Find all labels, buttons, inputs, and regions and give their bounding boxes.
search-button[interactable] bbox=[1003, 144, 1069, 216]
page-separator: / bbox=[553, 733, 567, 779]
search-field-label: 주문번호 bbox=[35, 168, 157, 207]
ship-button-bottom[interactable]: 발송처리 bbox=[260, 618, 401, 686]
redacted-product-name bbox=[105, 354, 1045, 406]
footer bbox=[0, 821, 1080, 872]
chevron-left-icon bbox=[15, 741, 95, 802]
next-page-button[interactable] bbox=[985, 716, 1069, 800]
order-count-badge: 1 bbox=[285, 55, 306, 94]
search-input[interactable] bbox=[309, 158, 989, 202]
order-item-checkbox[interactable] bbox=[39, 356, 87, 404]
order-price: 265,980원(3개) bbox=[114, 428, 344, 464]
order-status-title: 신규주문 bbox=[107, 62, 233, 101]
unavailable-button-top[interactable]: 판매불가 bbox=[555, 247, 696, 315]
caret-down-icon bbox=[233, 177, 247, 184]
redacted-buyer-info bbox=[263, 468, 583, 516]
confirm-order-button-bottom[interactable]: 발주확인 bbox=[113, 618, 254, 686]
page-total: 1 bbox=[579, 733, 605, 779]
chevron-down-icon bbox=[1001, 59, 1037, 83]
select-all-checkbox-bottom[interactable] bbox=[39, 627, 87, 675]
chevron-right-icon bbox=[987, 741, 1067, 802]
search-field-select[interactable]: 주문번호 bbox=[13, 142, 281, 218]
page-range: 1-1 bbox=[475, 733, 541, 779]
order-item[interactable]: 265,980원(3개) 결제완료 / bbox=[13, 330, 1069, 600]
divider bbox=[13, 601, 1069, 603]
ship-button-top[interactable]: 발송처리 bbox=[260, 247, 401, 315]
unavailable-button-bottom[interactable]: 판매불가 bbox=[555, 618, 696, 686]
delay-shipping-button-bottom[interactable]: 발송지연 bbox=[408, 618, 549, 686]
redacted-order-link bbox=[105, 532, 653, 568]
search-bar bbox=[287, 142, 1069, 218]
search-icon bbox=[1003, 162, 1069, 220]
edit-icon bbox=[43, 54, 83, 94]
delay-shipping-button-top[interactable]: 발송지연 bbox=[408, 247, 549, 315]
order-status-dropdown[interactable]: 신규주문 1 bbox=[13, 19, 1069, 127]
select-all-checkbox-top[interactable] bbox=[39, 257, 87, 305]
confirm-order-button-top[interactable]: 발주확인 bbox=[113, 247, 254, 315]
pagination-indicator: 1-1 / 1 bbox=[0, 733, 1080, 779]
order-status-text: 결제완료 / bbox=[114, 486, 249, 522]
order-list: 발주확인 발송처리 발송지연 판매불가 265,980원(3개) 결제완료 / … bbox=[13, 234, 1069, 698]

→ Objective
Render each line of the material above as one string in a JSON list, leaving out any blank lines.

→ Response
[
  "Find all labels, buttons, inputs, and regions and give their bounding boxes.",
  "search-button[interactable] bbox=[1003, 144, 1069, 216]",
  "page-separator: / bbox=[553, 733, 567, 779]",
  "search-field-label: 주문번호 bbox=[35, 168, 157, 207]",
  "ship-button-bottom[interactable]: 발송처리 bbox=[260, 618, 401, 686]",
  "redacted-product-name bbox=[105, 354, 1045, 406]",
  "footer bbox=[0, 821, 1080, 872]",
  "chevron-left-icon bbox=[15, 741, 95, 802]",
  "next-page-button[interactable] bbox=[985, 716, 1069, 800]",
  "order-count-badge: 1 bbox=[285, 55, 306, 94]",
  "search-input[interactable] bbox=[309, 158, 989, 202]",
  "order-item-checkbox[interactable] bbox=[39, 356, 87, 404]",
  "order-price: 265,980원(3개) bbox=[114, 428, 344, 464]",
  "order-status-title: 신규주문 bbox=[107, 62, 233, 101]",
  "unavailable-button-top[interactable]: 판매불가 bbox=[555, 247, 696, 315]",
  "caret-down-icon bbox=[233, 177, 247, 184]",
  "redacted-buyer-info bbox=[263, 468, 583, 516]",
  "confirm-order-button-bottom[interactable]: 발주확인 bbox=[113, 618, 254, 686]",
  "page-total: 1 bbox=[579, 733, 605, 779]",
  "chevron-down-icon bbox=[1001, 59, 1037, 83]",
  "select-all-checkbox-bottom[interactable] bbox=[39, 627, 87, 675]",
  "chevron-right-icon bbox=[987, 741, 1067, 802]",
  "search-field-select[interactable]: 주문번호 bbox=[13, 142, 281, 218]",
  "page-range: 1-1 bbox=[475, 733, 541, 779]",
  "order-item[interactable]: 265,980원(3개) 결제완료 / bbox=[13, 330, 1069, 600]",
  "divider bbox=[13, 601, 1069, 603]",
  "ship-button-top[interactable]: 발송처리 bbox=[260, 247, 401, 315]",
  "unavailable-button-bottom[interactable]: 판매불가 bbox=[555, 618, 696, 686]",
  "delay-shipping-button-bottom[interactable]: 발송지연 bbox=[408, 618, 549, 686]",
  "redacted-order-link bbox=[105, 532, 653, 568]",
  "search-bar bbox=[287, 142, 1069, 218]",
  "search-icon bbox=[1003, 162, 1069, 220]",
  "edit-icon bbox=[43, 54, 83, 94]",
  "delay-shipping-button-top[interactable]: 발송지연 bbox=[408, 247, 549, 315]",
  "order-status-dropdown[interactable]: 신규주문 1 bbox=[13, 19, 1069, 127]",
  "select-all-checkbox-top[interactable] bbox=[39, 257, 87, 305]",
  "confirm-order-button-top[interactable]: 발주확인 bbox=[113, 247, 254, 315]",
  "pagination-indicator: 1-1 / 1 bbox=[0, 733, 1080, 779]",
  "order-status-text: 결제완료 / bbox=[114, 486, 249, 522]",
  "order-list: 발주확인 발송처리 발송지연 판매불가 265,980원(3개) 결제완료 / … bbox=[13, 234, 1069, 698]"
]